## ASSIGNMENT 1
Copy out the passage of the article on pension funds and ETFs starting with "Based on BlackRock's" and going on through "annual growth rate.".
## ASSIGNMENT 2
In the article on pension funds and ETFs, what size are European defined contribution pension assets projected to reach by 2030?

Industry Updates

European pension funds increasingly turn to ETFs

Based on BlackRock's analysis of its ETF ownership data

Lauren Gibbons

Pension

Asset owners such as pension funds and insurance companies are turning their attention to ETFs, as these investors contributed to a quarter of BlackRock's ETF inflows last year.

According to BlackRock's analysis of its iShares ETF ownership data, of these inflows, 25% were first time users of BlackRock’s ETFs.

This trend was mirrored in 2023, with new users accounting for 25% of institutional inflows into BlackRock’s ETFs and since 2020, there has been a 29% compound annual growth rate.

Additionally, the analysis found that around 40% of the largest pension funds in each European market use iShares ETFs.

Despite pension funds seemingly being at odds with the ETF structure – typically have long-term investment horizons which may not require the intraday liquidity that ETFs offer – 16 European central banks now rely on BlackRock ETFs, further underscoring their appeal to pension funds.

The analysis predicted a huge uptick in European defined contribution pension schemes, with assets projected to rise from $4trn today to $12trn by 2030.

This was tied to reforms in countries like the Netherlands, which will see $1.6trn of pension assets move from defined benefit to defined contribution.

## INPUT DATA

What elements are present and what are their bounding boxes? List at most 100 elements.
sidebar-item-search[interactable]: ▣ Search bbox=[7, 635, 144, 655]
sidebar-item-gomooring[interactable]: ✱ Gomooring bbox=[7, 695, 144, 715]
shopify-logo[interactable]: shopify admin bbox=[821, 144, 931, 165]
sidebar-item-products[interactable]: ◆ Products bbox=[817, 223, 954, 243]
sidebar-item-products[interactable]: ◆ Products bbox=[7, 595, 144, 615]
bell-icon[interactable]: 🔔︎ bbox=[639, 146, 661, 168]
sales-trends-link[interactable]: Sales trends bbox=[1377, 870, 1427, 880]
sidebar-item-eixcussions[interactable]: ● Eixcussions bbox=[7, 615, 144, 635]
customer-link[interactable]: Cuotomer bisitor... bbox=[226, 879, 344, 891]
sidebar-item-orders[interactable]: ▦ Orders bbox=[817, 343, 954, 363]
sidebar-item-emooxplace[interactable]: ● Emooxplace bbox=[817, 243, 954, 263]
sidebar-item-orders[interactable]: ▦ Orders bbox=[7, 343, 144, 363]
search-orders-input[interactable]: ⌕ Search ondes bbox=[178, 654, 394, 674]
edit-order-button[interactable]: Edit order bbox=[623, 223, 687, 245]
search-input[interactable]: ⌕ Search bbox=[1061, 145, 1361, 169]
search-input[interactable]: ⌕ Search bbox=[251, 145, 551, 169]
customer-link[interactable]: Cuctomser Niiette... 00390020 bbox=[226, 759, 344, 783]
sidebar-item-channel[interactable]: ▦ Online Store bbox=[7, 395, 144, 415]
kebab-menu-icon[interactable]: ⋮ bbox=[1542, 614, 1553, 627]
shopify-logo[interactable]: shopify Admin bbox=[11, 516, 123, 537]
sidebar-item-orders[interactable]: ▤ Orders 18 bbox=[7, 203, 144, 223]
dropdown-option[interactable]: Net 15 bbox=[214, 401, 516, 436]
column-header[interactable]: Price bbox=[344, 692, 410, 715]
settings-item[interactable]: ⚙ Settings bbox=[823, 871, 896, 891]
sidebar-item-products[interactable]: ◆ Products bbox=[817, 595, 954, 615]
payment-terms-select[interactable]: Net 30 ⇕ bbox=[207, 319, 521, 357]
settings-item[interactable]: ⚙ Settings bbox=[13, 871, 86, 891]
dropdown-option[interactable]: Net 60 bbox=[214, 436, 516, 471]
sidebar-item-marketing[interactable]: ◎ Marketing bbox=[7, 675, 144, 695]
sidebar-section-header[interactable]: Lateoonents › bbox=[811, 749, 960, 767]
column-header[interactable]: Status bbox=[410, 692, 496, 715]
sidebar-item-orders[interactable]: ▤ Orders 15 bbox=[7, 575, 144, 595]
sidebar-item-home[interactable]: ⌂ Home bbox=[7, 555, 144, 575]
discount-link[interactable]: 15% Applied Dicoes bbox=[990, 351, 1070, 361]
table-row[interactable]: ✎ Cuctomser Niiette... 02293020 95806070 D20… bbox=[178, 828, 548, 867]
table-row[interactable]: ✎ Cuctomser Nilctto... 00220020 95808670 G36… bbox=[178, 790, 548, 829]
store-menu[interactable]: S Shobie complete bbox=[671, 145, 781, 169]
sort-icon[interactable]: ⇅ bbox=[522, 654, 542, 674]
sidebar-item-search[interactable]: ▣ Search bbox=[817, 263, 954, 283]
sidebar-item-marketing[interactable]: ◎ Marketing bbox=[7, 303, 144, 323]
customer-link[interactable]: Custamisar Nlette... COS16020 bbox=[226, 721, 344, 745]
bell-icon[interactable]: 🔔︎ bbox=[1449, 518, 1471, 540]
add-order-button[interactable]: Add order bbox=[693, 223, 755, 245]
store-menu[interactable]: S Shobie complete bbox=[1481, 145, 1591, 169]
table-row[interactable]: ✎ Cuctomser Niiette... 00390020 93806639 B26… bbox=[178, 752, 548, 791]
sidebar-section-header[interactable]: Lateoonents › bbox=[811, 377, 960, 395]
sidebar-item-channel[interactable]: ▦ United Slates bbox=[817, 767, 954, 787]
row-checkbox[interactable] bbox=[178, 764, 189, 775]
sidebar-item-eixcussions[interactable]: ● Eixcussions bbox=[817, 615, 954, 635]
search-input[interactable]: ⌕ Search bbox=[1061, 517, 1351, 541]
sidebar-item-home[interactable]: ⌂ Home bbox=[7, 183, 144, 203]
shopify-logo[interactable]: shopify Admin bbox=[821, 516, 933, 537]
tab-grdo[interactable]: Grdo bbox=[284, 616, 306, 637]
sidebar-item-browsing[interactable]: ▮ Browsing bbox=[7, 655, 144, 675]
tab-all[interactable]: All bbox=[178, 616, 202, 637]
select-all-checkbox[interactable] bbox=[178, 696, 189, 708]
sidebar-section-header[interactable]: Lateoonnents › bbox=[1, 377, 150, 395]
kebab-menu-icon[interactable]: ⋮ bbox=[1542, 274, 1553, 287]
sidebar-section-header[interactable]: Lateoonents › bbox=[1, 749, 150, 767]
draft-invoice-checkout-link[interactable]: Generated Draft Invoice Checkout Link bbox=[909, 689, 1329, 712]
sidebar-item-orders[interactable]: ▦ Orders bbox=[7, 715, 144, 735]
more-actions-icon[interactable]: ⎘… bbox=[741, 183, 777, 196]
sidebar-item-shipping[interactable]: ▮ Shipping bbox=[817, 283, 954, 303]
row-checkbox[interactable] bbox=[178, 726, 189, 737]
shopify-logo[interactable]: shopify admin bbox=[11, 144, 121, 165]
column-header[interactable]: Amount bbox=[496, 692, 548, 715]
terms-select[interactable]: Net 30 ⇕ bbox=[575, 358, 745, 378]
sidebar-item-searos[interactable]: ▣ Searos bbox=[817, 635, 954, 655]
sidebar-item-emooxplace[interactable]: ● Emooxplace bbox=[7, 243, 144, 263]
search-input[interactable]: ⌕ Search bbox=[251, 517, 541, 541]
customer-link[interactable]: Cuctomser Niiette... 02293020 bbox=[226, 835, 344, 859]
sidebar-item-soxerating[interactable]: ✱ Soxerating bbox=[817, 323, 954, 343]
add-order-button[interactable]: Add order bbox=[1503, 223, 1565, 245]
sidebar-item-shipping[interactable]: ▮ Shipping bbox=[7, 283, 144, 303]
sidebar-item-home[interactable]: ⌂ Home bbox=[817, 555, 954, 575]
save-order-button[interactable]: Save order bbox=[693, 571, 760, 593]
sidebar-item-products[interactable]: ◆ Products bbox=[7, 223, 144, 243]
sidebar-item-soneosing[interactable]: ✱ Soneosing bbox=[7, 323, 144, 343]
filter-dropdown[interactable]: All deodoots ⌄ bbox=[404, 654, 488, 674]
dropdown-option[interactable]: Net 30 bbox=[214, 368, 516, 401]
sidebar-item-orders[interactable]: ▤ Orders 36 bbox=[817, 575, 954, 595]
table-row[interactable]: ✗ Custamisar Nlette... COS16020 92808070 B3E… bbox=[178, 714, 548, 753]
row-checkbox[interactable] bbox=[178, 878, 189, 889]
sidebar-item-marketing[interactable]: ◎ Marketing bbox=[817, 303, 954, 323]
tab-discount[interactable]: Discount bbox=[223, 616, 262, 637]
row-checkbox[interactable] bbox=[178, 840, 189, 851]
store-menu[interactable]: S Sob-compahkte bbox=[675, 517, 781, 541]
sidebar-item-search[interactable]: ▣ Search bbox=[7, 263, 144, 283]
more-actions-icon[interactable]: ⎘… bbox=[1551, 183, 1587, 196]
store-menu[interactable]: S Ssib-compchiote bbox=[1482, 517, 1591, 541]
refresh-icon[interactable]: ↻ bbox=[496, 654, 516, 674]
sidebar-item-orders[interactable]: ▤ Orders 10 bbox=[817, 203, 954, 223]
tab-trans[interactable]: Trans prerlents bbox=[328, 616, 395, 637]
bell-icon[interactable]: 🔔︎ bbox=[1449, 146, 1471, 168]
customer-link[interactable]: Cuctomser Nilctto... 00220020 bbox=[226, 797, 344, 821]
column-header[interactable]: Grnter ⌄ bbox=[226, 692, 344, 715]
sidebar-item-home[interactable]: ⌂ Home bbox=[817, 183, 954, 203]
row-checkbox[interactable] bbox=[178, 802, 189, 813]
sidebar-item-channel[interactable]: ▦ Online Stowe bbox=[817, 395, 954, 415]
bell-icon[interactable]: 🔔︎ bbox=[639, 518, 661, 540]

## EXERCISE RESULT 1
Based on BlackRock's analysis of its ETF ownership data

Lauren Gibbons

Pension

Asset owners such as pension funds and insurance companies are turning their attention to ETFs, as these investors contributed to a quarter of BlackRock's ETF inflows last year.

According to BlackRock's analysis of its iShares ETF ownership data, of these inflows, 25% were first time users of BlackRock’s ETFs.

This trend was mirrored in 2023, with new users accounting for 25% of institutional inflows into BlackRock’s ETFs and since 2020, there has been a 29% compound annual growth rate.

## EXERCISE RESULT 2
$12trn